◆ **AIM**
Write out the entries again exactly as they are given.

◆ **DATA TO PROCESS**
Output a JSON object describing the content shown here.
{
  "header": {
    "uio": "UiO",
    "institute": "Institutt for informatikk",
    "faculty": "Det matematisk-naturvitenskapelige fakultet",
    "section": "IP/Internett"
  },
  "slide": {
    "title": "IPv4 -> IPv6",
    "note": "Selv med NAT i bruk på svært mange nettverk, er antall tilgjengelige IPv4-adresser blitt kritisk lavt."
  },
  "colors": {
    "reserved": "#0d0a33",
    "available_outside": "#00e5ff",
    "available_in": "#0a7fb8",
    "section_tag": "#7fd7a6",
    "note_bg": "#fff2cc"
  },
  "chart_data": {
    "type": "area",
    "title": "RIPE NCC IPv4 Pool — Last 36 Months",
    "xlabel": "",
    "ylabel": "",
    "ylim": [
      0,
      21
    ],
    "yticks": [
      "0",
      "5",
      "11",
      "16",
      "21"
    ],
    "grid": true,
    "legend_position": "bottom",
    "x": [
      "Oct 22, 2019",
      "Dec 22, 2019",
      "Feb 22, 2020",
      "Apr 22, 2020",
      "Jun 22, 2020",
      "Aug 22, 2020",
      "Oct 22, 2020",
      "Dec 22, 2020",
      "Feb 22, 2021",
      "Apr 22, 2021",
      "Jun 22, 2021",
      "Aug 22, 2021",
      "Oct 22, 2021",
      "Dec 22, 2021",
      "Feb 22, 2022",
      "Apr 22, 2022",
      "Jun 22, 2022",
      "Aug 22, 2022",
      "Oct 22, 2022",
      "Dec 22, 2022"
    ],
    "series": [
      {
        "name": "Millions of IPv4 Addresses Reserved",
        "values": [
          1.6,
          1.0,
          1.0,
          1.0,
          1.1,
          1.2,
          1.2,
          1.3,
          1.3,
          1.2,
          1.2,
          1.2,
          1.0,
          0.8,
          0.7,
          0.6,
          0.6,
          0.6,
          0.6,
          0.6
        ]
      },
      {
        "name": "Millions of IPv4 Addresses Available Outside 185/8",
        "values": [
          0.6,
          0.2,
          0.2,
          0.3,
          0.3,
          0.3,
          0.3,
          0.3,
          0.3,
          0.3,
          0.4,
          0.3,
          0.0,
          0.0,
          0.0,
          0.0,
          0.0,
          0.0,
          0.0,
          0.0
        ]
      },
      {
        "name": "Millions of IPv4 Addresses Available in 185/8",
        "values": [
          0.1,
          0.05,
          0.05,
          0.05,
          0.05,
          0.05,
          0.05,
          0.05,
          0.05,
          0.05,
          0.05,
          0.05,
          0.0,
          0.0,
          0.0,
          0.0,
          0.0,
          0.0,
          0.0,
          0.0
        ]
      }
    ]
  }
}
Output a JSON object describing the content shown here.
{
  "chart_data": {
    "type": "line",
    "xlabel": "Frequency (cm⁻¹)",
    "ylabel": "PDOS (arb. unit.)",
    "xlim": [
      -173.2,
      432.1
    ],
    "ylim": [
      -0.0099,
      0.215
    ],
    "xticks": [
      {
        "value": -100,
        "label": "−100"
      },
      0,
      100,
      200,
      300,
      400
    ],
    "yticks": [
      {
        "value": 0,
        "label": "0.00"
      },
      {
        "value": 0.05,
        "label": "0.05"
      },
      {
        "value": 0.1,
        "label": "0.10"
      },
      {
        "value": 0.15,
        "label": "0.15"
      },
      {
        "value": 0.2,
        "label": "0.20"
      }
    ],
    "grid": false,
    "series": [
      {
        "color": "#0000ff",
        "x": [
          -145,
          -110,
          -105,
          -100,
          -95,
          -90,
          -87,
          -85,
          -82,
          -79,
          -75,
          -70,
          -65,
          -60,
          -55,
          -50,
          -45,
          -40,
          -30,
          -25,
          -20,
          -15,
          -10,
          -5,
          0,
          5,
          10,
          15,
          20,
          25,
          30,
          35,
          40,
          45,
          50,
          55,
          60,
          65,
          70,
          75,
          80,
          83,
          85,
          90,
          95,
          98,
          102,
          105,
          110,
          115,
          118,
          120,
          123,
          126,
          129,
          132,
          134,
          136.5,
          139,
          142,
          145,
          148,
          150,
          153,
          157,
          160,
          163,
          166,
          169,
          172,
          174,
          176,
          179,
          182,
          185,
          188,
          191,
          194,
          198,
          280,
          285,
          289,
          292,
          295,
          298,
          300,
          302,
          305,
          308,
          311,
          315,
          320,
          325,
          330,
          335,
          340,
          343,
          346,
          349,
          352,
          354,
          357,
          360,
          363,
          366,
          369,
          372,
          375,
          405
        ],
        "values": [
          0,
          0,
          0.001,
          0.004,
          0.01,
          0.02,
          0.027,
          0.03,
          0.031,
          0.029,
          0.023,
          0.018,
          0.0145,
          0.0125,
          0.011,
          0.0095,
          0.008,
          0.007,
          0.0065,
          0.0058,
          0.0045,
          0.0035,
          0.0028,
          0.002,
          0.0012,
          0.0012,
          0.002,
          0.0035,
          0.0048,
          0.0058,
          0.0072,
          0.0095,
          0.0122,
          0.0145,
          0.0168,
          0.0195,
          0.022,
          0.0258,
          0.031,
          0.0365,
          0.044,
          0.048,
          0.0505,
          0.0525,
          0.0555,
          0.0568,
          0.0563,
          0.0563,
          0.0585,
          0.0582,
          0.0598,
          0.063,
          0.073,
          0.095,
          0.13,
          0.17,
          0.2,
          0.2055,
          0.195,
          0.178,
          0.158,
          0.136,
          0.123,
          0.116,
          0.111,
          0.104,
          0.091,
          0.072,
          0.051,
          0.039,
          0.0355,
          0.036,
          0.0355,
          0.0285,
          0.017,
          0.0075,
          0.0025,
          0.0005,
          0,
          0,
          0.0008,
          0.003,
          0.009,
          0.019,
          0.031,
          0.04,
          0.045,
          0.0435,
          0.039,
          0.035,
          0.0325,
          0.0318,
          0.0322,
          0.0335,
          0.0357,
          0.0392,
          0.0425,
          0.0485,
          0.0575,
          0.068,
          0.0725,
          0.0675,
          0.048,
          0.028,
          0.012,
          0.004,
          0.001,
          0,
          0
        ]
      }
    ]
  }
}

◆ **TASK RESULT**
Output a JSON object describing the content shown here.
{
  "header": {
    "uio": "UiO",
    "institute": "Institutt for informatikk",
    "faculty": "Det matematisk-naturvitenskapelige fakultet",
    "section": "IP/Internett"
  },
  "slide": {
    "title": "IPv4 -> IPv6",
    "note": "Selv med NAT i bruk på svært mange nettverk, er antall tilgjengelige IPv4-adresser blitt kritisk lavt."
  },
  "colors": {
    "reserved": "#0d0a33",
    "available_outside": "#00e5ff",
    "available_in": "#0a7fb8",
    "section_tag": "#7fd7a6",
    "note_bg": "#fff2cc"
  },
  "chart_data": {
    "type": "area",
    "title": "RIPE NCC IPv4 Pool — Last 36 Months",
    "xlabel": "",
    "ylabel": "",
    "ylim": [
      0,
      21
    ],
    "yticks": [
      "0",
      "5",
      "11",
      "16",
      "21"
    ],
    "grid": true,
    "legend_position": "bottom",
    "x": [
      "Oct 22, 2019",
      "Dec 22, 2019",
      "Feb 22, 2020",
      "Apr 22, 2020",
      "Jun 22, 2020",
      "Aug 22, 2020",
      "Oct 22, 2020",
      "Dec 22, 2020",
      "Feb 22, 2021",
      "Apr 22, 2021",
      "Jun 22, 2021",
      "Aug 22, 2021",
      "Oct 22, 2021",
      "Dec 22, 2021",
      "Feb 22, 2022",
      "Apr 22, 2022",
      "Jun 22, 2022",
      "Aug 22, 2022",
      "Oct 22, 2022",
      "Dec 22, 2022"
    ],
    "series": [
      {
        "name": "Millions of IPv4 Addresses Reserved",
        "values": [
          1.6,
          1.0,
          1.0,
          1.0,
          1.1,
          1.2,
          1.2,
          1.3,
          1.3,
          1.2,
          1.2,
          1.2,
          1.0,
          0.8,
          0.7,
          0.6,
          0.6,
          0.6,
          0.6,
          0.6
        ]
      },
      {
        "name": "Millions of IPv4 Addresses Available Outside 185/8",
        "values": [
          0.6,
          0.2,
          0.2,
          0.3,
          0.3,
          0.3,
          0.3,
          0.3,
          0.3,
          0.3,
          0.4,
          0.3,
          0.0,
          0.0,
          0.0,
          0.0,
          0.0,
          0.0,
          0.0,
          0.0
        ]
      },
      {
        "name": "Millions of IPv4 Addresses Available in 185/8",
        "values": [
          0.1,
          0.05,
          0.05,
          0.05,
          0.05,
          0.05,
          0.05,
          0.05,
          0.05,
          0.05,
          0.05,
          0.05,
          0.0,
          0.0,
          0.0,
          0.0,
          0.0,
          0.0,
          0.0,
          0.0
        ]
      }
    ]
  }
}
Output a JSON object describing the content shown here.
{
  "chart_data": {
    "type": "line",
    "xlabel": "Frequency (cm⁻¹)",
    "ylabel": "PDOS (arb. unit.)",
    "xlim": [
      -173.2,
      432.1
    ],
    "ylim": [
      -0.0099,
      0.215
    ],
    "xticks": [
      {
        "value": -100,
        "label": "−100"
      },
      0,
      100,
      200,
      300,
      400
    ],
    "yticks": [
      {
        "value": 0,
        "label": "0.00"
      },
      {
        "value": 0.05,
        "label": "0.05"
      },
      {
        "value": 0.1,
        "label": "0.10"
      },
      {
        "value": 0.15,
        "label": "0.15"
      },
      {
        "value": 0.2,
        "label": "0.20"
      }
    ],
    "grid": false,
    "series": [
      {
        "color": "#0000ff",
        "x": [
          -145,
          -110,
          -105,
          -100,
          -95,
          -90,
          -87,
          -85,
          -82,
          -79,
          -75,
          -70,
          -65,
          -60,
          -55,
          -50,
          -45,
          -40,
          -30,
          -25,
          -20,
          -15,
          -10,
          -5,
          0,
          5,
          10,
          15,
          20,
          25,
          30,
          35,
          40,
          45,
          50,
          55,
          60,
          65,
          70,
          75,
          80,
          83,
          85,
          90,
          95,
          98,
          102,
          105,
          110,
          115,
          118,
          120,
          123,
          126,
          129,
          132,
          134,
          136.5,
          139,
          142,
          145,
          148,
          150,
          153,
          157,
          160,
          163,
          166,
          169,
          172,
          174,
          176,
          179,
          182,
          185,
          188,
          191,
          194,
          198,
          280,
          285,
          289,
          292,
          295,
          298,
          300,
          302,
          305,
          308,
          311,
          315,
          320,
          325,
          330,
          335,
          340,
          343,
          346,
          349,
          352,
          354,
          357,
          360,
          363,
          366,
          369,
          372,
          375,
          405
        ],
        "values": [
          0,
          0,
          0.001,
          0.004,
          0.01,
          0.02,
          0.027,
          0.03,
          0.031,
          0.029,
          0.023,
          0.018,
          0.0145,
          0.0125,
          0.011,
          0.0095,
          0.008,
          0.007,
          0.0065,
          0.0058,
          0.0045,
          0.0035,
          0.0028,
          0.002,
          0.0012,
          0.0012,
          0.002,
          0.0035,
          0.0048,
          0.0058,
          0.0072,
          0.0095,
          0.0122,
          0.0145,
          0.0168,
          0.0195,
          0.022,
          0.0258,
          0.031,
          0.0365,
          0.044,
          0.048,
          0.0505,
          0.0525,
          0.0555,
          0.0568,
          0.0563,
          0.0563,
          0.0585,
          0.0582,
          0.0598,
          0.063,
          0.073,
          0.095,
          0.13,
          0.17,
          0.2,
          0.2055,
          0.195,
          0.178,
          0.158,
          0.136,
          0.123,
          0.116,
          0.111,
          0.104,
          0.091,
          0.072,
          0.051,
          0.039,
          0.0355,
          0.036,
          0.0355,
          0.0285,
          0.017,
          0.0075,
          0.0025,
          0.0005,
          0,
          0,
          0.0008,
          0.003,
          0.009,
          0.019,
          0.031,
          0.04,
          0.045,
          0.0435,
          0.039,
          0.035,
          0.0325,
          0.0318,
          0.0322,
          0.0335,
          0.0357,
          0.0392,
          0.0425,
          0.0485,
          0.0575,
          0.068,
          0.0725,
          0.0675,
          0.048,
          0.028,
          0.012,
          0.004,
          0.001,
          0,
          0
        ]
      }
    ]
  }
}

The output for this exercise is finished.